--- begin ---

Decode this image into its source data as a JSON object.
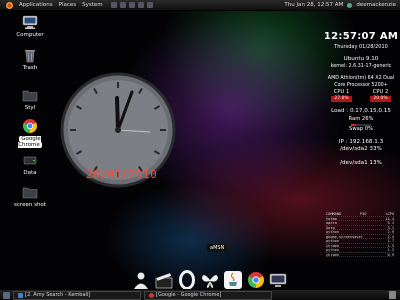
{
  "top_panel": {
    "menus": [
      "Applications",
      "Places",
      "System"
    ],
    "datetime": "Thu Jan 28, 12:57 AM",
    "username": "deemackenzie"
  },
  "desktop_icons": [
    {
      "label": "Computer",
      "icon": "computer-icon"
    },
    {
      "label": "Trash",
      "icon": "trash-icon"
    },
    {
      "label": "Styl",
      "icon": "folder-icon"
    },
    {
      "label": "Google Chrome",
      "icon": "chrome-icon"
    },
    {
      "label": "Data",
      "icon": "drive-icon"
    },
    {
      "label": "screen shot",
      "icon": "folder-icon"
    }
  ],
  "clock": {
    "date_overlay": "28/01/2010"
  },
  "sysinfo": {
    "time": "12:57:07 AM",
    "date": "Thursday 01/28/2010",
    "os": "Ubuntu 9.10",
    "kernel": "kernel: 2.6.31-17-generic",
    "cpu_model": "AMD Athlon(tm) 64 X2 Dual Core Processor 5200+",
    "cpu1_label": "CPU 1",
    "cpu2_label": "CPU 2",
    "cpu1_value": "27.0%",
    "cpu2_value": "20.0%",
    "load": "Load : 0.17,0.15,0.15",
    "ram": "Ram 26%",
    "swap": "Swap 0%",
    "ip": "IP : 192.168.1.3",
    "sda2": "/dev/sda2 33%",
    "sda1": "/dev/sda1 13%",
    "ram_fraction": 0.26,
    "swap_fraction": 0.0
  },
  "process_table": {
    "header": [
      "COMMAND",
      "PID",
      "%CPU"
    ],
    "rows": [
      [
        "totem",
        "",
        "14.4"
      ],
      [
        "opera",
        "",
        "5.1"
      ],
      [
        "Xorg",
        "",
        "3.1"
      ],
      [
        "python",
        "",
        "2.9"
      ],
      [
        "gnome-screensaver",
        "",
        "2.4"
      ],
      [
        "python",
        "",
        "1.7"
      ],
      [
        "chrome",
        "",
        "1.5"
      ],
      [
        "python",
        "",
        "1.2"
      ],
      [
        "chrome",
        "",
        "0.9"
      ]
    ]
  },
  "dock": {
    "label": "aMSN",
    "items": [
      "amsn-icon",
      "clapper-icon",
      "opera-icon",
      "butterfly-icon",
      "java-icon",
      "chrome-icon",
      "monitor-icon"
    ]
  },
  "bottom_panel": {
    "tasks": [
      {
        "label": "[2. Amy Search - Kembali]",
        "icon": "search-icon"
      },
      {
        "label": "[Google - Google Chrome]",
        "icon": "chrome-icon"
      }
    ]
  }
}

--- end ---

Exercise aim » How many lines in the records hold the string "Google"? Reply with the number alone.

Complete output » 2